>> Start Material for this exercise
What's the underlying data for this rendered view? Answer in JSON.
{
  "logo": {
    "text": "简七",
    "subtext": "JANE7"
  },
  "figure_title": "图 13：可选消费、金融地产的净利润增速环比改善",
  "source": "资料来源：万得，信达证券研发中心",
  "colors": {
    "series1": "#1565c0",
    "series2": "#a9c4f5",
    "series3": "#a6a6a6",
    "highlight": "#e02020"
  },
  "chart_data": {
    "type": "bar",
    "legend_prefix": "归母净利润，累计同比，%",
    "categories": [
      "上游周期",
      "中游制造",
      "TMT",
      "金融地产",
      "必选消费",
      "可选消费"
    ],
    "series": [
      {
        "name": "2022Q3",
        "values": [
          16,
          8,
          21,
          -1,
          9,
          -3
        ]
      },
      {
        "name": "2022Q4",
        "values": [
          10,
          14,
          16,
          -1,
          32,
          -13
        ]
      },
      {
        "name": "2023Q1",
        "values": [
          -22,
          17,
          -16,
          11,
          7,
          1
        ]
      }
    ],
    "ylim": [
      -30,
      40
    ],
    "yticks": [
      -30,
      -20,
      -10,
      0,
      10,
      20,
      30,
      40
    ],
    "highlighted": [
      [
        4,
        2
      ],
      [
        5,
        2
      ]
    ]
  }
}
>> End Material for this exercise
#### [To be done]
Please output the entire listing exactly as it stands.

#### [Completed task]
What's the underlying data for this rendered view? Answer in JSON.
{
  "logo": {
    "text": "简七",
    "subtext": "JANE7"
  },
  "figure_title": "图 13：可选消费、金融地产的净利润增速环比改善",
  "source": "资料来源：万得，信达证券研发中心",
  "colors": {
    "series1": "#1565c0",
    "series2": "#a9c4f5",
    "series3": "#a6a6a6",
    "highlight": "#e02020"
  },
  "chart_data": {
    "type": "bar",
    "legend_prefix": "归母净利润，累计同比，%",
    "categories": [
      "上游周期",
      "中游制造",
      "TMT",
      "金融地产",
      "必选消费",
      "可选消费"
    ],
    "series": [
      {
        "name": "2022Q3",
        "values": [
          16,
          8,
          21,
          -1,
          9,
          -3
        ]
      },
      {
        "name": "2022Q4",
        "values": [
          10,
          14,
          16,
          -1,
          32,
          -13
        ]
      },
      {
        "name": "2023Q1",
        "values": [
          -22,
          17,
          -16,
          11,
          7,
          1
        ]
      }
    ],
    "ylim": [
      -30,
      40
    ],
    "yticks": [
      -30,
      -20,
      -10,
      0,
      10,
      20,
      30,
      40
    ],
    "highlighted": [
      [
        4,
        2
      ],
      [
        5,
        2
      ]
    ]
  }
}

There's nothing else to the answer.